··· Document text

Re: build system alternatives (Was: Using vala in GNOME)



Gustavo J. A. M. Carneiro wrote:
On Mon, 2008-06-30 at 23:45 +0300, natan yellin wrote:

On Mon, Jun 30, 2008 at 9:59 PM, Mikkel Kamstrup Erlandsen
<mikkel kamstrup gmail com>  wrote:
         2008/6/30 Gustavo J. A. M. Carneiro<gjc inescporto pt>:

         >  On Mon, 2008-06-30 at 12:01 -0300, Johan Dahlin wrote:
         >>  Gustavo J. A. M. Carneiro wrote:
         >>  >  On Mon, 2008-06-30 at 15:07 +0100, Alberto Ruiz wrote:
         >>  [..]
         >>
         >>  >>  Plus, CMake is getting more mature and stable and it
         already supports
         >>  >>  VisualStudio and XCode project files conversion, lack of
         proper
         >>  >>  extensibility being its only downside at the moment.
         >>  >
         >>  >  Lack of extensibility, and use of another arcane custom
         made programming
         >>  >  language (if we can call it that) for everything.
         >>  >
         >>  >  No, CMake is not an answer.  It is not significantly
         better than
         >>  >  autotools to justify a switch to it IMHO.
         >>
         >>  CMake *is* considerably better. Xcode/VisualStudio are
         killer features which
         >>  alone would make a switch worth it.
         >
         >  I disagree that Xcode/VisualStudio are killer features.  A
         powerful
         >  programming language and extensibility are way better
         features IMHO.
         >  Does a significant percentage of GNOME developers use any of
         these IDEs?
         >  Without such data you can't assert that those are killer
         features.
         >
         >  For the case of Vala, I don't see how CMake handles it any
         better than
         >  autotools.
         >
         >>
         >>  Can we please start to organize ourselves and try to move
         forward with
         >>  switching to another build system?
         >
         >  We can't switch to any single build system any more than we
         can switch
         >  to a single DVCS.  Or to a single programming language, for
         that matter!
         >  Different developers value different features.  Modern
         developers have
         >  to adapt to different environments.  I, for example,
         regularly program
         >  in C, C++, and Python.  I know how to use cvs, subversion,
         bazaar, git
         >  (poorly), and mercurial.  In particular I use subversion,
         bazaar, and
         >  mercurial very regularly, all at the same time, git not so
         much only
         >  because I didn't need to.  I can hack plain makefiles,
         >  autoconf/automake, waf, and scons.


         And is this an acceptable barrier of entry to Gnome
         development?
Agreed. While the skills that you mentioned do come with time no
matter what, you want to avoid forcing beginner developers to chew
more than they can swallow.

······
··· Source material

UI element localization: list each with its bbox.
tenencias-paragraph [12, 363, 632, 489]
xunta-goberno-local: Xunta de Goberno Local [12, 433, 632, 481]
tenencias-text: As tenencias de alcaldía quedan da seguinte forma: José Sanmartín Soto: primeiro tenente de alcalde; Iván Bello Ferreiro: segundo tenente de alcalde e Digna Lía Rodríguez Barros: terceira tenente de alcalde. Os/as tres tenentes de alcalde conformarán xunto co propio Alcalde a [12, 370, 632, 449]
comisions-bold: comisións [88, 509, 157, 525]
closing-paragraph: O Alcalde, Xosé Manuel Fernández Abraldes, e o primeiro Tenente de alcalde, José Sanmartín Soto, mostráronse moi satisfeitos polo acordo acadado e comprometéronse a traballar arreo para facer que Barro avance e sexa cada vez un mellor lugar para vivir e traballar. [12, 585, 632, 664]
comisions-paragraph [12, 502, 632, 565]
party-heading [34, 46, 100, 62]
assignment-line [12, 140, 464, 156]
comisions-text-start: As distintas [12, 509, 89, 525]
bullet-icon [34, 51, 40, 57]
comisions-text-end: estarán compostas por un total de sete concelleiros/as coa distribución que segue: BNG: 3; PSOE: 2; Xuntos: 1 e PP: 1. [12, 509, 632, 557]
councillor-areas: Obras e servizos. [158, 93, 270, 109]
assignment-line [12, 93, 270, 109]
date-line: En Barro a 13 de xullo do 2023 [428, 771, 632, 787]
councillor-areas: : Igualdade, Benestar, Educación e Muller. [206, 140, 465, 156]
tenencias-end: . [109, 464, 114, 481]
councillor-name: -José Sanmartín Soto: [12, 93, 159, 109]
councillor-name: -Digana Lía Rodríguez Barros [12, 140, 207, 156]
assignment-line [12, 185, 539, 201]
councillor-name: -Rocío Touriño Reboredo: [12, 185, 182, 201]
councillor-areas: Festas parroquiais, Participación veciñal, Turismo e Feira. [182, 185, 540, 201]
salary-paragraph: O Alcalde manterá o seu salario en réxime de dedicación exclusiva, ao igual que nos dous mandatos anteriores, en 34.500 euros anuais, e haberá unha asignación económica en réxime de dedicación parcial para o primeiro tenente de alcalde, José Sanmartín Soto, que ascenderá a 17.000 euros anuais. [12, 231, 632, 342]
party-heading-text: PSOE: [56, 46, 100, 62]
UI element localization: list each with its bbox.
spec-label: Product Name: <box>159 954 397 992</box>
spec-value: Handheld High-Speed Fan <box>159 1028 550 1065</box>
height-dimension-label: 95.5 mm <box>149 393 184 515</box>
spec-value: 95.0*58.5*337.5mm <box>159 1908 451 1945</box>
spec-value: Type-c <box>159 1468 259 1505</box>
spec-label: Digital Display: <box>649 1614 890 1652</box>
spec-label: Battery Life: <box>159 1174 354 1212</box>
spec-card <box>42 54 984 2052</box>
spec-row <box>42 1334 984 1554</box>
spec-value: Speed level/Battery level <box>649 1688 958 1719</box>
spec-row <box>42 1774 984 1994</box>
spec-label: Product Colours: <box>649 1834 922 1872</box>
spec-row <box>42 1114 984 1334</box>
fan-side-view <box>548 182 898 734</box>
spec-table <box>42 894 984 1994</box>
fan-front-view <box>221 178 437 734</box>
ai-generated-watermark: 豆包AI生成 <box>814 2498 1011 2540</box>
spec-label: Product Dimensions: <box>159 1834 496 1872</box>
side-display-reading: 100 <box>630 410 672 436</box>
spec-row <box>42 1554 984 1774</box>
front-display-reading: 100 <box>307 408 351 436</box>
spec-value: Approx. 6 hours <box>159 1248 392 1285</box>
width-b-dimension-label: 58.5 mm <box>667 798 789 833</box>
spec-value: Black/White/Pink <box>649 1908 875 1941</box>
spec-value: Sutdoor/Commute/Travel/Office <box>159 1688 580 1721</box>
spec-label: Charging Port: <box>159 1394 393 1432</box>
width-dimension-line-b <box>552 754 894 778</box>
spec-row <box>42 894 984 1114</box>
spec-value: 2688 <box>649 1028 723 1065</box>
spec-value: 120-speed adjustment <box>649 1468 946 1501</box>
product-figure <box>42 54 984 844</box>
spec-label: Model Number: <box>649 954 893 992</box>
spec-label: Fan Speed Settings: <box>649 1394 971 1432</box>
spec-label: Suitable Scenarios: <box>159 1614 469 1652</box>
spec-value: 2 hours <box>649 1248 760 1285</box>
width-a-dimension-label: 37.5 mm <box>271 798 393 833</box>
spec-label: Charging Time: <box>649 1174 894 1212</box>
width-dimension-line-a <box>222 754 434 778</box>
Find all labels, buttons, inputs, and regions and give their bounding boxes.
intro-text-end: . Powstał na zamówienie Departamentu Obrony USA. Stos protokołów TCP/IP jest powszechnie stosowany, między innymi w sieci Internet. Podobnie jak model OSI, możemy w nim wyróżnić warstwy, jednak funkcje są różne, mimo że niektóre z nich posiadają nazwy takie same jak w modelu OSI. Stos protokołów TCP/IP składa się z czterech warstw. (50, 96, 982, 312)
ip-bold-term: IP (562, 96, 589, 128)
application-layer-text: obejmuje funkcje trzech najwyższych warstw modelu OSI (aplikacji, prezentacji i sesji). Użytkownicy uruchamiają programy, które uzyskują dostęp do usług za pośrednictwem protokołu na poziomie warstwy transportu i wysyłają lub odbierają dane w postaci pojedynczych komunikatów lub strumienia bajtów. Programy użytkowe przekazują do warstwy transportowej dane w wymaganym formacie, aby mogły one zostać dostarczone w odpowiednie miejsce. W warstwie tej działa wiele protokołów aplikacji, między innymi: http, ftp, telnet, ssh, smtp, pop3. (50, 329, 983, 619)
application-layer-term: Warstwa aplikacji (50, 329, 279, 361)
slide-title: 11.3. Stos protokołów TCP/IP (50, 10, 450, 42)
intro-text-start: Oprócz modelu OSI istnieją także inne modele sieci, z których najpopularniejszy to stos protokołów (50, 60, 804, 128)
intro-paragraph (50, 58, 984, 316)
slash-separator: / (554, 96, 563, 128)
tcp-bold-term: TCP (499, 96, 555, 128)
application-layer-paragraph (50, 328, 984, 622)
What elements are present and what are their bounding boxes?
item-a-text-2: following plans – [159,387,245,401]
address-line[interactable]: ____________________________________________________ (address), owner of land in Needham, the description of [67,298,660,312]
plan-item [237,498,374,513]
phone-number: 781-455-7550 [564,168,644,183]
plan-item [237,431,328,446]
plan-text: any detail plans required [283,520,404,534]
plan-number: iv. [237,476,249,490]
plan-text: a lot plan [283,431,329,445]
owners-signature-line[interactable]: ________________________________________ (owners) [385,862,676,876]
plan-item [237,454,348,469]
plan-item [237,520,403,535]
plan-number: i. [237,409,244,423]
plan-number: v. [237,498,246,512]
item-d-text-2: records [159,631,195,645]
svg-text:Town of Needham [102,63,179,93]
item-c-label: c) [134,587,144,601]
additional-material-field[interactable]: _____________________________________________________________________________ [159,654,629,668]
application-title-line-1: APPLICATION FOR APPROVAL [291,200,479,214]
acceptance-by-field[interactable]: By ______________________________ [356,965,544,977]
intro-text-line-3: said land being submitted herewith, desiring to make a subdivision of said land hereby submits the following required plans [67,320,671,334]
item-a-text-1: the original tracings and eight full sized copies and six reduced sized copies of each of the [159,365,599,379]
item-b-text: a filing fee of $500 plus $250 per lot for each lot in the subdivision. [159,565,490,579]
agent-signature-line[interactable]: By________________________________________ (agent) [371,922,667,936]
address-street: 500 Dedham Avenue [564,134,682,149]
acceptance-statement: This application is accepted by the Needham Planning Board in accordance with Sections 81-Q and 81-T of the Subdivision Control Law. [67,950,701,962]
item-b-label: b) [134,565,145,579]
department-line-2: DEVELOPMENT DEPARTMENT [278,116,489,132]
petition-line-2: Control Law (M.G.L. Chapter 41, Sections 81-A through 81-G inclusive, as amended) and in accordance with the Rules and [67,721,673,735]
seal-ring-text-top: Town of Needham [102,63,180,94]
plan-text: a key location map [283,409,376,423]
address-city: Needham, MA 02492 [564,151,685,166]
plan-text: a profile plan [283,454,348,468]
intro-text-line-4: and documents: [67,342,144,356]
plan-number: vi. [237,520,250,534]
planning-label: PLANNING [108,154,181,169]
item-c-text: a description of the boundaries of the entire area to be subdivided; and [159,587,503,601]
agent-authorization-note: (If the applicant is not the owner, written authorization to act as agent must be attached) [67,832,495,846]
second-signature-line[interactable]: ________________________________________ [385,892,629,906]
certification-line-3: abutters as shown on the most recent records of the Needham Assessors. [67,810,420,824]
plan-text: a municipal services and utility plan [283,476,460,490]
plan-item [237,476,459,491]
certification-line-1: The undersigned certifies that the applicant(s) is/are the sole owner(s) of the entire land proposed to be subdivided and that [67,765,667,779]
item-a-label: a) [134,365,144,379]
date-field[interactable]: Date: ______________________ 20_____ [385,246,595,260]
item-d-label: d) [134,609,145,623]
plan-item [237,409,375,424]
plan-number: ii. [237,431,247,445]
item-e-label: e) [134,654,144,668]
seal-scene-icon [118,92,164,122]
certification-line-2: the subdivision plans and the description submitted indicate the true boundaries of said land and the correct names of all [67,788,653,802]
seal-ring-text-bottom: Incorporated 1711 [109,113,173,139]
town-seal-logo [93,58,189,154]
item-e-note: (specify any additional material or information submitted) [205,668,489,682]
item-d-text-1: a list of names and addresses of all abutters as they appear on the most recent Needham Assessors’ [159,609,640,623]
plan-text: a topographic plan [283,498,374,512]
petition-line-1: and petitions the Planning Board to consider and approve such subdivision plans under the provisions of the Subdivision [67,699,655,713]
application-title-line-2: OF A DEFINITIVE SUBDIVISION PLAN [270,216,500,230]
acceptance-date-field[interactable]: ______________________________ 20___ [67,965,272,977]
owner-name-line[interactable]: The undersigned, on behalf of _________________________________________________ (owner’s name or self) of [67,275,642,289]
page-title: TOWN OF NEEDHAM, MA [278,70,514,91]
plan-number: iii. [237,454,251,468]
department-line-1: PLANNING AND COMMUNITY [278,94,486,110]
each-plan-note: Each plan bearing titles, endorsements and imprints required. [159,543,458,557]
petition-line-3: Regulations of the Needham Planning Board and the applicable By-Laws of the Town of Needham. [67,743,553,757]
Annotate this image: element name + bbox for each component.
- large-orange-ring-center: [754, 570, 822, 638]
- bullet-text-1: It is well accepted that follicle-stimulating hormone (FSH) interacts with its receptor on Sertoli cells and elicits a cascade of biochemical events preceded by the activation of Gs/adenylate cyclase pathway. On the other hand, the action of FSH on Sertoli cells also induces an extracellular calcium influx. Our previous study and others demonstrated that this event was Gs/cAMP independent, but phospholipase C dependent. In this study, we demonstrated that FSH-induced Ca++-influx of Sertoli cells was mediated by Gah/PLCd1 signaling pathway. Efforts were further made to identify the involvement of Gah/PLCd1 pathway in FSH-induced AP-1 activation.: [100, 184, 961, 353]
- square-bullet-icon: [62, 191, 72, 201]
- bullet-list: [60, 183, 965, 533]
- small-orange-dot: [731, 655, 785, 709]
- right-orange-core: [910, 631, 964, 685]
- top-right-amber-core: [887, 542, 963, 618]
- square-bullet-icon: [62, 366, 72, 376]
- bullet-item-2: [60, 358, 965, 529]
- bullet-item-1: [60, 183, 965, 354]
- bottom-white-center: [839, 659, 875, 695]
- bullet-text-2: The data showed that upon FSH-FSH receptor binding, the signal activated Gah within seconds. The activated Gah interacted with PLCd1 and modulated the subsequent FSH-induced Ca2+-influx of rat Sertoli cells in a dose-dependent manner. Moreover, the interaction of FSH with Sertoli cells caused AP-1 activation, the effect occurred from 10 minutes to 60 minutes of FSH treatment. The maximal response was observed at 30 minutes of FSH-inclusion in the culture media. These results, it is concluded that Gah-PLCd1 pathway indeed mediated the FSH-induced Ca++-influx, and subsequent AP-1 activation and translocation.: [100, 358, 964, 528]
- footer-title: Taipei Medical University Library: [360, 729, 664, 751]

······

- Problem to work on: In the mailing-list thread, why does Gustavo Carneiro reject the claim that Xcode and VisualStudio support are killer features? Answer in one to three sentences.

- Answer box: He considers a powerful programming language and extensibility to be far better features. He also doubts that a significant share of GNOME developers use those IDEs, and he argues that without such data no one can call them killer features.